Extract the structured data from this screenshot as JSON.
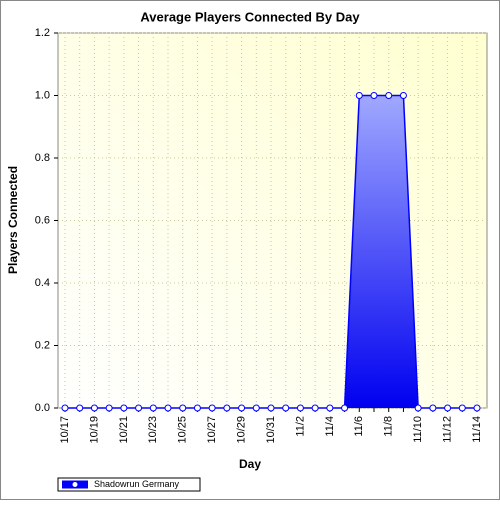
{
  "chart_data": {
    "type": "area",
    "title": "Average Players Connected By Day",
    "x_label": "Day",
    "y_label": "Players Connected",
    "categories": [
      "10/17",
      null,
      "10/19",
      null,
      "10/21",
      null,
      "10/23",
      null,
      "10/25",
      null,
      "10/27",
      null,
      "10/29",
      null,
      "10/31",
      null,
      "11/2",
      null,
      "11/4",
      null,
      "11/6",
      null,
      "11/8",
      null,
      "11/10",
      null,
      "11/12",
      null,
      "11/14"
    ],
    "series": [
      {
        "name": "Shadowrun Germany",
        "color": "#0000ff",
        "values": [
          0,
          0,
          0,
          0,
          0,
          0,
          0,
          0,
          0,
          0,
          0,
          0,
          0,
          0,
          0,
          0,
          0,
          0,
          0,
          0,
          1,
          1,
          1,
          1,
          0,
          0,
          0,
          0,
          0
        ]
      }
    ],
    "ylim": [
      0,
      1.2
    ],
    "yticks": [
      {
        "value": 0,
        "label": "0.0"
      },
      0.2,
      0.4,
      0.6,
      0.8,
      {
        "value": 1,
        "label": "1.0"
      },
      1.2
    ],
    "grid": true,
    "legend": "bottom-left"
  }
}
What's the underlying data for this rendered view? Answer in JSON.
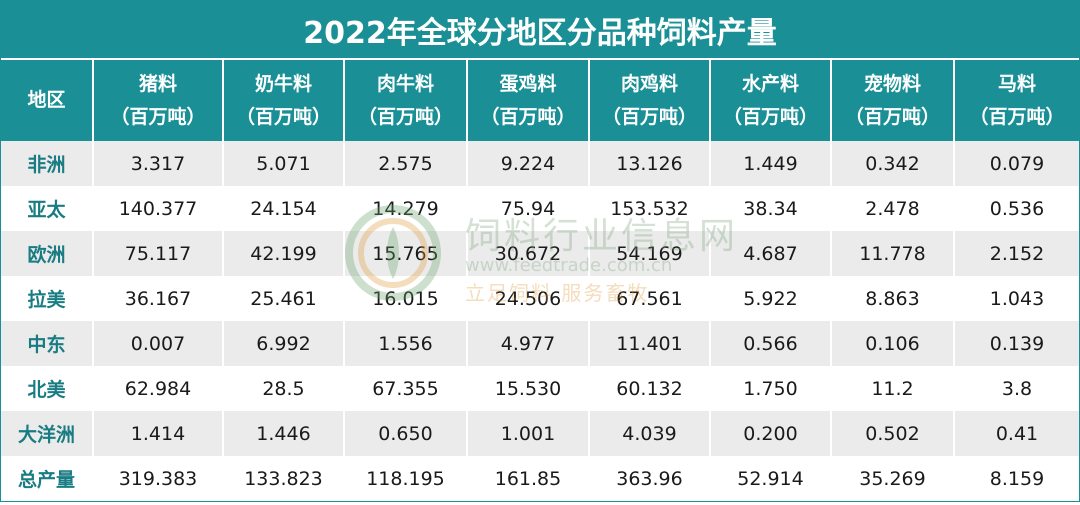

WHAT THIS TASK INVOLVES
Take the listing above and print it exactly, apart from the pictures.

SOLUTION TO THIS PROBLEM
Extract the structured data from this screenshot as JSON.
{
  "chart_data": {
    "type": "area",
    "title": "Average Players Connected By Day",
    "x_label": "Day",
    "y_label": "Players Connected",
    "categories": [
      "10/17",
      null,
      "10/19",
      null,
      "10/21",
      null,
      "10/23",
      null,
      "10/25",
      null,
      "10/27",
      null,
      "10/29",
      null,
      "10/31",
      null,
      "11/2",
      null,
      "11/4",
      null,
      "11/6",
      null,
      "11/8",
      null,
      "11/10",
      null,
      "11/12",
      null,
      "11/14"
    ],
    "series": [
      {
        "name": "Shadowrun Germany",
        "color": "#0000ff",
        "values": [
          0,
          0,
          0,
          0,
          0,
          0,
          0,
          0,
          0,
          0,
          0,
          0,
          0,
          0,
          0,
          0,
          0,
          0,
          0,
          0,
          1,
          1,
          1,
          1,
          0,
          0,
          0,
          0,
          0
        ]
      }
    ],
    "ylim": [
      0,
      1.2
    ],
    "yticks": [
      {
        "value": 0,
        "label": "0.0"
      },
      0.2,
      0.4,
      0.6,
      0.8,
      {
        "value": 1,
        "label": "1.0"
      },
      1.2
    ],
    "grid": true,
    "legend": "bottom-left"
  }
}
What's the underlying data for this rendered view? Answer in JSON.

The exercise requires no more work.